- _PROBLEM DESCRIPTION_: Track down every line below that holds "månad" and copy it.
╭─ RECORDS SHOWN
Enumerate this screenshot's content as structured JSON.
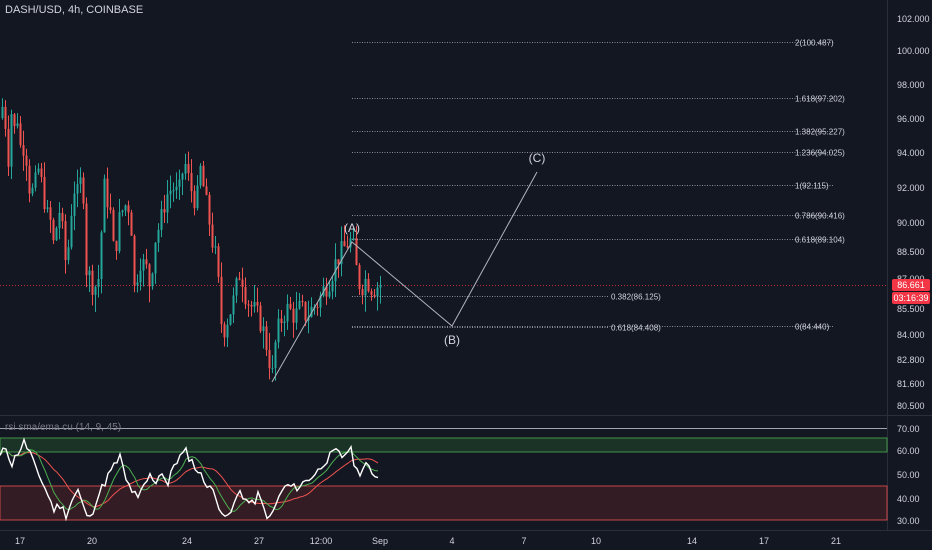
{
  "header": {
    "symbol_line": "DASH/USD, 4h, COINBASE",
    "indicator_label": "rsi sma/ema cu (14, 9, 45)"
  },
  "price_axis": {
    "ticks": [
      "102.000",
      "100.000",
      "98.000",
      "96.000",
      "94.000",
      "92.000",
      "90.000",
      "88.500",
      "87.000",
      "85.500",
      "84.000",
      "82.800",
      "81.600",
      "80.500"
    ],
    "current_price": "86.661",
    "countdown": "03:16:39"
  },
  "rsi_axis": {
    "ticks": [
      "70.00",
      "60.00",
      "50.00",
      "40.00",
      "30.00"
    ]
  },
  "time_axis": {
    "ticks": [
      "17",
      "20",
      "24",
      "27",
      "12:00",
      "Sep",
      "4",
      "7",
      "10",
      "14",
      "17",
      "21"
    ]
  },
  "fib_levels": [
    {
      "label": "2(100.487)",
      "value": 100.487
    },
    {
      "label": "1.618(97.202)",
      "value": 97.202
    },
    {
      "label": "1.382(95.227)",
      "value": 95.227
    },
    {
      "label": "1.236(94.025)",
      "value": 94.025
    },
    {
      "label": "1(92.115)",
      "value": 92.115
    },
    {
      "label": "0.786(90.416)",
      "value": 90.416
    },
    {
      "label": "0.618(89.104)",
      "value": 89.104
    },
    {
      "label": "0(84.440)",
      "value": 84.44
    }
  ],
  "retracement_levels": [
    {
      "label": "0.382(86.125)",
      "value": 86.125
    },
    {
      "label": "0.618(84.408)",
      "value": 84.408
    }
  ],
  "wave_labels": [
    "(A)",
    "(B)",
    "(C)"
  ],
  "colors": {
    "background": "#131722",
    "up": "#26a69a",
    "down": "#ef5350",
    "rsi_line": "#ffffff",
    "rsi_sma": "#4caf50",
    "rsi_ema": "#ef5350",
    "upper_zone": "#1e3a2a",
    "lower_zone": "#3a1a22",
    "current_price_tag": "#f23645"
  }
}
╰─
╭─ RECORDS SHOWN
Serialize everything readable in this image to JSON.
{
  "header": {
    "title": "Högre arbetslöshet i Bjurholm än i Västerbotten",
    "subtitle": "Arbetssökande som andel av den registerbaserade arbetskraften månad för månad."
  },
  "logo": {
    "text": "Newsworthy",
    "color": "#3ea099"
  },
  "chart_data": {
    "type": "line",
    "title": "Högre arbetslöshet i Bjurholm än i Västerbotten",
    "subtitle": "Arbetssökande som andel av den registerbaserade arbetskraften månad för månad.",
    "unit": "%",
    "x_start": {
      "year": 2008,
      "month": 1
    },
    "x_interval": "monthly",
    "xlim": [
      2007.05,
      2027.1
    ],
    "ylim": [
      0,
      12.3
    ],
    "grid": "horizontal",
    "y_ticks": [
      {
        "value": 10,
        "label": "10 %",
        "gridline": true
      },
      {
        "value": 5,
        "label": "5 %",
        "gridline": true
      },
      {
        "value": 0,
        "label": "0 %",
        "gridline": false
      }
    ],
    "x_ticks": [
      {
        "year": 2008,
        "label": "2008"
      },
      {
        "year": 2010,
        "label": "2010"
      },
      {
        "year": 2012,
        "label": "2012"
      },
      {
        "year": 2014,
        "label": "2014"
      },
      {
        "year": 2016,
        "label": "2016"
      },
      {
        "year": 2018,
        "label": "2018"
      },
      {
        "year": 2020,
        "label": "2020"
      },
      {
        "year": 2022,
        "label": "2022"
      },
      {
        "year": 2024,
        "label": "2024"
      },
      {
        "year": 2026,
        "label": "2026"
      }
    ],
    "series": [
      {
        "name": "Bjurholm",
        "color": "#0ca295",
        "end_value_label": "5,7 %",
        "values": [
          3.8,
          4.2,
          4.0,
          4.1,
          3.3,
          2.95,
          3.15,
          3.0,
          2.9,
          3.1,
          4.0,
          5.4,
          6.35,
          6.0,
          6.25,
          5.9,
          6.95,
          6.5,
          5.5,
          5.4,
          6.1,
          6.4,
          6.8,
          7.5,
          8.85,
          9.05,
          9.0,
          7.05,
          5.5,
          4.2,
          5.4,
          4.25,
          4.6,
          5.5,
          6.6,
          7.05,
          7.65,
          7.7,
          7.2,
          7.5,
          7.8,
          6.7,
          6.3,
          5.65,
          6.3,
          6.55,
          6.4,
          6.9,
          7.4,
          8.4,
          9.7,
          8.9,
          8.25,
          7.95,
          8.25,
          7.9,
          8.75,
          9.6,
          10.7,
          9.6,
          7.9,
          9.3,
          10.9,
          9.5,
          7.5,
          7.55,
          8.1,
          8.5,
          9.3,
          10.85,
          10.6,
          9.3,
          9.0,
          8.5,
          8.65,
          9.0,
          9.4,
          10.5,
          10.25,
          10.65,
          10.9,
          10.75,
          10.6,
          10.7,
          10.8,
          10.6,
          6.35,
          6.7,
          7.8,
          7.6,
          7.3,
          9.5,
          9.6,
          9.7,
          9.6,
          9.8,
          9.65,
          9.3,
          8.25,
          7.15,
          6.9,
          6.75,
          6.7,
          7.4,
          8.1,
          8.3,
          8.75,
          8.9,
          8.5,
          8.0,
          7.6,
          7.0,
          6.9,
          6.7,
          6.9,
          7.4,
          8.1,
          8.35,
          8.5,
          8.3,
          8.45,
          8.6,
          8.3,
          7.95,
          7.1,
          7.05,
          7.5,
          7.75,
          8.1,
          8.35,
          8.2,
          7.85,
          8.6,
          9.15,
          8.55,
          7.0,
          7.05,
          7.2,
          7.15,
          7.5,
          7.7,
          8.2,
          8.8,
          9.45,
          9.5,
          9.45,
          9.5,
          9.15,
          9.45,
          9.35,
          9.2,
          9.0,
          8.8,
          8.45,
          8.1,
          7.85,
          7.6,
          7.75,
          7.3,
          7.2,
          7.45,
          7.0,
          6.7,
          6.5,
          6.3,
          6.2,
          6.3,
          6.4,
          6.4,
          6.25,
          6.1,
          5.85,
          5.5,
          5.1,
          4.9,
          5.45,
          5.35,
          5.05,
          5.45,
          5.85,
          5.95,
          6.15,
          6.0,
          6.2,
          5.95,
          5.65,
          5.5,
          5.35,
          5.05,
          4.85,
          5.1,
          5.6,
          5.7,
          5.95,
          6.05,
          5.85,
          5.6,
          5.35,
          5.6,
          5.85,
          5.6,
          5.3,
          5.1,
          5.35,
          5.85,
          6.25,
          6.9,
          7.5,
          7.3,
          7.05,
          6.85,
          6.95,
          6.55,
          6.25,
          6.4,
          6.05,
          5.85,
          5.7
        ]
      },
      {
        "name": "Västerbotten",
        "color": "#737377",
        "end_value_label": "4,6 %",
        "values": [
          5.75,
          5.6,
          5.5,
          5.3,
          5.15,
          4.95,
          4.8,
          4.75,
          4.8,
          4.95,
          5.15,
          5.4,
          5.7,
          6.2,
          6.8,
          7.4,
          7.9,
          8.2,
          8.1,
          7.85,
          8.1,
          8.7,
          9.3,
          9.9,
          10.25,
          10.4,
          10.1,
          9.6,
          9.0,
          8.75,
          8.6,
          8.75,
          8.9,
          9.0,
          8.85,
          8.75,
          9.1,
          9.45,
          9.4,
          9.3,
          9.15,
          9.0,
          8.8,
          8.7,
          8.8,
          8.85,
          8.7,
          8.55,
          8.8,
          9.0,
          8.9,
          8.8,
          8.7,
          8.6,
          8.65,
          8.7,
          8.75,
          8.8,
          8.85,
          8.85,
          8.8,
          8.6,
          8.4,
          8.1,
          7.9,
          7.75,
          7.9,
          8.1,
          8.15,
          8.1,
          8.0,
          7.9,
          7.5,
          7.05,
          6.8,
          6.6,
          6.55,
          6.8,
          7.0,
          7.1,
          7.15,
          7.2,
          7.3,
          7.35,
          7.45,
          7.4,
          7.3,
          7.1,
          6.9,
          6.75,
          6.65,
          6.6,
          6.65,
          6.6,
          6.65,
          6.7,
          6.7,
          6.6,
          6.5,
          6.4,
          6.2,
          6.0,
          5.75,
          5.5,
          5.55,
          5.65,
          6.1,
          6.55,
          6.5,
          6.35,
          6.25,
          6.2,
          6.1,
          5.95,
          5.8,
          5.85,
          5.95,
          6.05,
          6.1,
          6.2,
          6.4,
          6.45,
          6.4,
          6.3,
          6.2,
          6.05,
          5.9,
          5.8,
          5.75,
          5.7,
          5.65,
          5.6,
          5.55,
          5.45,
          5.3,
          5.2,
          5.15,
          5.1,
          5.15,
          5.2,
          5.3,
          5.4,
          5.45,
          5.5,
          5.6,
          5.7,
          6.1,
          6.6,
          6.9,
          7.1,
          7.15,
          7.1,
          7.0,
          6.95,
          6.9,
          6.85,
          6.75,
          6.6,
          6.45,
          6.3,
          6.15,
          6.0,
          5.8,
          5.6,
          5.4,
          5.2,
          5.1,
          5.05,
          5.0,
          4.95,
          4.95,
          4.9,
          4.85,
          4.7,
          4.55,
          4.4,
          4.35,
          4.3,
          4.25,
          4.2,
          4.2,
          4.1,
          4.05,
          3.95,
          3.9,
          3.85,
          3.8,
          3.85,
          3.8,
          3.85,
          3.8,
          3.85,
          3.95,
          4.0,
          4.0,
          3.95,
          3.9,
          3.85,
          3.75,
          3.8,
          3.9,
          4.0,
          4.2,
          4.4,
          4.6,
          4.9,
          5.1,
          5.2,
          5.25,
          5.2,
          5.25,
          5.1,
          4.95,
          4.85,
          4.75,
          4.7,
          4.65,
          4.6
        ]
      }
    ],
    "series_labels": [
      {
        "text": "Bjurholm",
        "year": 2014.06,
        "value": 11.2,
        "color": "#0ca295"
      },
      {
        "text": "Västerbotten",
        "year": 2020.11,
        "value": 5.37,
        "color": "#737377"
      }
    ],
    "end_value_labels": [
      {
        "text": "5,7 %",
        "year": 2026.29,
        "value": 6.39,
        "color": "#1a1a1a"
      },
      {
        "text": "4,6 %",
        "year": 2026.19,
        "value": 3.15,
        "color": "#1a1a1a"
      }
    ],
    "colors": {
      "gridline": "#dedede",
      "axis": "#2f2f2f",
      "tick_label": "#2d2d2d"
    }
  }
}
╰─
╭─ RECORDS SHOWN
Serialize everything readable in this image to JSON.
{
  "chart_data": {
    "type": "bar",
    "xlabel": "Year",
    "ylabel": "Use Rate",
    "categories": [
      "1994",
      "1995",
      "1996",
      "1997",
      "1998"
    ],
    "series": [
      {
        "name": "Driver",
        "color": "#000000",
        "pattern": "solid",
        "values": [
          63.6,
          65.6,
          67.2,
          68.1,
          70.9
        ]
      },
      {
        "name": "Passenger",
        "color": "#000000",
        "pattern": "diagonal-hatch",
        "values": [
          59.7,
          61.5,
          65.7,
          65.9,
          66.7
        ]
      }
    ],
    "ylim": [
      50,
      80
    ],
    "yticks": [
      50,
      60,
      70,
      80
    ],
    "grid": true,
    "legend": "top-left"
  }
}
╰─
- _ANSWER_:
    "subtitle": "Arbetssökande som andel av den registerbaserade arbetskraften månad för månad."
    "subtitle": "Arbetssökande som andel av den registerbaserade arbetskraften månad för månad.",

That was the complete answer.